*Given instruction*: Return all the data, word for word.

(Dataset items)
· · · ·
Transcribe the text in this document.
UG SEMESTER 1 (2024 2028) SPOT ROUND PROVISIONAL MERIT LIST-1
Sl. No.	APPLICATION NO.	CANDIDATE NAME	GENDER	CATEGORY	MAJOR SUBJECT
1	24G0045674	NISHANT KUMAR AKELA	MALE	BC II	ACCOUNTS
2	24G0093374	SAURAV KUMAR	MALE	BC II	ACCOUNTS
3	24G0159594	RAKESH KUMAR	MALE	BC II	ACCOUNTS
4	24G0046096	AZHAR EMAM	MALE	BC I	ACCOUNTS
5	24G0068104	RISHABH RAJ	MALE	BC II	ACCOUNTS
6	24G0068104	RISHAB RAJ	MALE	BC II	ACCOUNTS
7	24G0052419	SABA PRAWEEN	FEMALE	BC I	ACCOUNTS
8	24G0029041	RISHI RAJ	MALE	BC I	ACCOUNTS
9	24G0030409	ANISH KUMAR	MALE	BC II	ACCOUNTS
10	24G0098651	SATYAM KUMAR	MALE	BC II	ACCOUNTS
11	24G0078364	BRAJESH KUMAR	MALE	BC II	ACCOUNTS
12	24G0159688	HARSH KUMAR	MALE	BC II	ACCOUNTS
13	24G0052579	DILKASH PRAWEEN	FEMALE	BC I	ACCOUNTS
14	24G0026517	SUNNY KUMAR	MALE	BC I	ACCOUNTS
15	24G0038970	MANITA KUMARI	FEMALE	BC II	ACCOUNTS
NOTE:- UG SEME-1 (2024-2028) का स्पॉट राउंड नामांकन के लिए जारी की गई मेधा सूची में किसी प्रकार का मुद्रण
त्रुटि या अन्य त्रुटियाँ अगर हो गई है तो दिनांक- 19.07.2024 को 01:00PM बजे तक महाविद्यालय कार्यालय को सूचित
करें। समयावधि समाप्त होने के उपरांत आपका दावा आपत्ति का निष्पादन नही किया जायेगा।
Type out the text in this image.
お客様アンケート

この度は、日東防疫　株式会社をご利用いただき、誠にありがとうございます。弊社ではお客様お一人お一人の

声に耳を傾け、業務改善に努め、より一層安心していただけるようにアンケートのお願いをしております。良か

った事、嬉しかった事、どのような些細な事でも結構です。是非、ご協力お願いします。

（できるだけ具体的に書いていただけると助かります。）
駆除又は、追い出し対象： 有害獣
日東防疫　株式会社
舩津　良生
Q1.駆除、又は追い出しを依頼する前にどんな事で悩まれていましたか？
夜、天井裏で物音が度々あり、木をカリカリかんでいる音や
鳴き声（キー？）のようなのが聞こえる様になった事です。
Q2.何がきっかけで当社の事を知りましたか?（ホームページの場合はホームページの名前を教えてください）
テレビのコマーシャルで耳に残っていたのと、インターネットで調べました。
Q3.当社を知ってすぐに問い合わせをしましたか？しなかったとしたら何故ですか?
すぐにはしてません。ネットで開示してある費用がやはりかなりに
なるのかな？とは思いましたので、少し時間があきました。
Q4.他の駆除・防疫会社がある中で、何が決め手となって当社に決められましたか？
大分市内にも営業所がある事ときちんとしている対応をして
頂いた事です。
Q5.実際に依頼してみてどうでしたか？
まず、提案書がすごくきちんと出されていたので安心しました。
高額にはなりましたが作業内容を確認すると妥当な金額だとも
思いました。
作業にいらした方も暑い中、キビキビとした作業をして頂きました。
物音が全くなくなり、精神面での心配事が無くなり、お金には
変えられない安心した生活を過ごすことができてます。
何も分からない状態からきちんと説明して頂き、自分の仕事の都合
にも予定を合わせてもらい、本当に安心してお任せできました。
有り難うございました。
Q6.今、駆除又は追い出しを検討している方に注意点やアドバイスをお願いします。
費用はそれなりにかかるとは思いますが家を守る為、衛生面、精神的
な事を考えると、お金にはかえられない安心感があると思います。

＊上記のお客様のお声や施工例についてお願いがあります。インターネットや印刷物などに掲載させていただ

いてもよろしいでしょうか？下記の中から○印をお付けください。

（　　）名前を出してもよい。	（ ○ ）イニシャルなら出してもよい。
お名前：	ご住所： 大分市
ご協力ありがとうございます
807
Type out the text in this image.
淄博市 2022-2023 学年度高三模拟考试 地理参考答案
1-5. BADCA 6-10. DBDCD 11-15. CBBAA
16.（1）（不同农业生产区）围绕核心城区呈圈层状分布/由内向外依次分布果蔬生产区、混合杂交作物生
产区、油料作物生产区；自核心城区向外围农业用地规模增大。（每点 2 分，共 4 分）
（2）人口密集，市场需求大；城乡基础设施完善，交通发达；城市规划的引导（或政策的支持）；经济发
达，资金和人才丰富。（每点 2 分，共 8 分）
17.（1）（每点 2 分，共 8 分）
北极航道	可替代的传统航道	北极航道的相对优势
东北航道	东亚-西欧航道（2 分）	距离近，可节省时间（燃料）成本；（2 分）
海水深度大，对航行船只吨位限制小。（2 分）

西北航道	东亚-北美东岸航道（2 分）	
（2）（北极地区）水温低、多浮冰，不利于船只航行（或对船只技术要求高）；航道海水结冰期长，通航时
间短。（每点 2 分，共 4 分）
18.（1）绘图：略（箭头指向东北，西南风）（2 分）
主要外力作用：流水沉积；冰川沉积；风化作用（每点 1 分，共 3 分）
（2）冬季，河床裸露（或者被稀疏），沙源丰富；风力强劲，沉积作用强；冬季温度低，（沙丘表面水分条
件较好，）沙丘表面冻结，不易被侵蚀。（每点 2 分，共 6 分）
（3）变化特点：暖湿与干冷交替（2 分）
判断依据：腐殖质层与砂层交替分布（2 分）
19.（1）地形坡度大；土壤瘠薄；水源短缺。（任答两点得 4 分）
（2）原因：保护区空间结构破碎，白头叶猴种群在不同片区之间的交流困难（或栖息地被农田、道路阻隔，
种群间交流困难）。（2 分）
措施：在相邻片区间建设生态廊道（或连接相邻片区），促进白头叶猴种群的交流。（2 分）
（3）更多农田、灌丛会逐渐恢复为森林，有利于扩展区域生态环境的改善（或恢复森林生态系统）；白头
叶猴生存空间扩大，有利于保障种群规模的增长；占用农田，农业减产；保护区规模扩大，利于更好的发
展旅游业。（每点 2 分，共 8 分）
· · · ·
*Task output*:
Transcribe the text in this document.
UG SEMESTER 1 (2024 2028) SPOT ROUND PROVISIONAL MERIT LIST-1
Sl. No.	APPLICATION NO.	CANDIDATE NAME	GENDER	CATEGORY	MAJOR SUBJECT
1	24G0045674	NISHANT KUMAR AKELA	MALE	BC II	ACCOUNTS
2	24G0093374	SAURAV KUMAR	MALE	BC II	ACCOUNTS
3	24G0159594	RAKESH KUMAR	MALE	BC II	ACCOUNTS
4	24G0046096	AZHAR EMAM	MALE	BC I	ACCOUNTS
5	24G0068104	RISHABH RAJ	MALE	BC II	ACCOUNTS
6	24G0068104	RISHAB RAJ	MALE	BC II	ACCOUNTS
7	24G0052419	SABA PRAWEEN	FEMALE	BC I	ACCOUNTS
8	24G0029041	RISHI RAJ	MALE	BC I	ACCOUNTS
9	24G0030409	ANISH KUMAR	MALE	BC II	ACCOUNTS
10	24G0098651	SATYAM KUMAR	MALE	BC II	ACCOUNTS
11	24G0078364	BRAJESH KUMAR	MALE	BC II	ACCOUNTS
12	24G0159688	HARSH KUMAR	MALE	BC II	ACCOUNTS
13	24G0052579	DILKASH PRAWEEN	FEMALE	BC I	ACCOUNTS
14	24G0026517	SUNNY KUMAR	MALE	BC I	ACCOUNTS
15	24G0038970	MANITA KUMARI	FEMALE	BC II	ACCOUNTS
NOTE:- UG SEME-1 (2024-2028) का स्पॉट राउंड नामांकन के लिए जारी की गई मेधा सूची में किसी प्रकार का मुद्रण
त्रुटि या अन्य त्रुटियाँ अगर हो गई है तो दिनांक- 19.07.2024 को 01:00PM बजे तक महाविद्यालय कार्यालय को सूचित
करें। समयावधि समाप्त होने के उपरांत आपका दावा आपत्ति का निष्पादन नही किया जायेगा।
Type out the text in this image.
お客様アンケート

この度は、日東防疫　株式会社をご利用いただき、誠にありがとうございます。弊社ではお客様お一人お一人の

声に耳を傾け、業務改善に努め、より一層安心していただけるようにアンケートのお願いをしております。良か

った事、嬉しかった事、どのような些細な事でも結構です。是非、ご協力お願いします。

（できるだけ具体的に書いていただけると助かります。）
駆除又は、追い出し対象： 有害獣
日東防疫　株式会社
舩津　良生
Q1.駆除、又は追い出しを依頼する前にどんな事で悩まれていましたか？
夜、天井裏で物音が度々あり、木をカリカリかんでいる音や
鳴き声（キー？）のようなのが聞こえる様になった事です。
Q2.何がきっかけで当社の事を知りましたか?（ホームページの場合はホームページの名前を教えてください）
テレビのコマーシャルで耳に残っていたのと、インターネットで調べました。
Q3.当社を知ってすぐに問い合わせをしましたか？しなかったとしたら何故ですか?
すぐにはしてません。ネットで開示してある費用がやはりかなりに
なるのかな？とは思いましたので、少し時間があきました。
Q4.他の駆除・防疫会社がある中で、何が決め手となって当社に決められましたか？
大分市内にも営業所がある事ときちんとしている対応をして
頂いた事です。
Q5.実際に依頼してみてどうでしたか？
まず、提案書がすごくきちんと出されていたので安心しました。
高額にはなりましたが作業内容を確認すると妥当な金額だとも
思いました。
作業にいらした方も暑い中、キビキビとした作業をして頂きました。
物音が全くなくなり、精神面での心配事が無くなり、お金には
変えられない安心した生活を過ごすことができてます。
何も分からない状態からきちんと説明して頂き、自分の仕事の都合
にも予定を合わせてもらい、本当に安心してお任せできました。
有り難うございました。
Q6.今、駆除又は追い出しを検討している方に注意点やアドバイスをお願いします。
費用はそれなりにかかるとは思いますが家を守る為、衛生面、精神的
な事を考えると、お金にはかえられない安心感があると思います。

＊上記のお客様のお声や施工例についてお願いがあります。インターネットや印刷物などに掲載させていただ

いてもよろしいでしょうか？下記の中から○印をお付けください。

（　　）名前を出してもよい。	（ ○ ）イニシャルなら出してもよい。
お名前：	ご住所： 大分市
ご協力ありがとうございます
807
Type out the text in this image.
淄博市 2022-2023 学年度高三模拟考试 地理参考答案
1-5. BADCA 6-10. DBDCD 11-15. CBBAA
16.（1）（不同农业生产区）围绕核心城区呈圈层状分布/由内向外依次分布果蔬生产区、混合杂交作物生
产区、油料作物生产区；自核心城区向外围农业用地规模增大。（每点 2 分，共 4 分）
（2）人口密集，市场需求大；城乡基础设施完善，交通发达；城市规划的引导（或政策的支持）；经济发
达，资金和人才丰富。（每点 2 分，共 8 分）
17.（1）（每点 2 分，共 8 分）
北极航道	可替代的传统航道	北极航道的相对优势
东北航道	东亚-西欧航道（2 分）	距离近，可节省时间（燃料）成本；（2 分）
海水深度大，对航行船只吨位限制小。（2 分）

西北航道	东亚-北美东岸航道（2 分）	
（2）（北极地区）水温低、多浮冰，不利于船只航行（或对船只技术要求高）；航道海水结冰期长，通航时
间短。（每点 2 分，共 4 分）
18.（1）绘图：略（箭头指向东北，西南风）（2 分）
主要外力作用：流水沉积；冰川沉积；风化作用（每点 1 分，共 3 分）
（2）冬季，河床裸露（或者被稀疏），沙源丰富；风力强劲，沉积作用强；冬季温度低，（沙丘表面水分条
件较好，）沙丘表面冻结，不易被侵蚀。（每点 2 分，共 6 分）
（3）变化特点：暖湿与干冷交替（2 分）
判断依据：腐殖质层与砂层交替分布（2 分）
19.（1）地形坡度大；土壤瘠薄；水源短缺。（任答两点得 4 分）
（2）原因：保护区空间结构破碎，白头叶猴种群在不同片区之间的交流困难（或栖息地被农田、道路阻隔，
种群间交流困难）。（2 分）
措施：在相邻片区间建设生态廊道（或连接相邻片区），促进白头叶猴种群的交流。（2 分）
（3）更多农田、灌丛会逐渐恢复为森林，有利于扩展区域生态环境的改善（或恢复森林生态系统）；白头
叶猴生存空间扩大，有利于保障种群规模的增长；占用农田，农业减产；保护区规模扩大，利于更好的发
展旅游业。（每点 2 分，共 8 分）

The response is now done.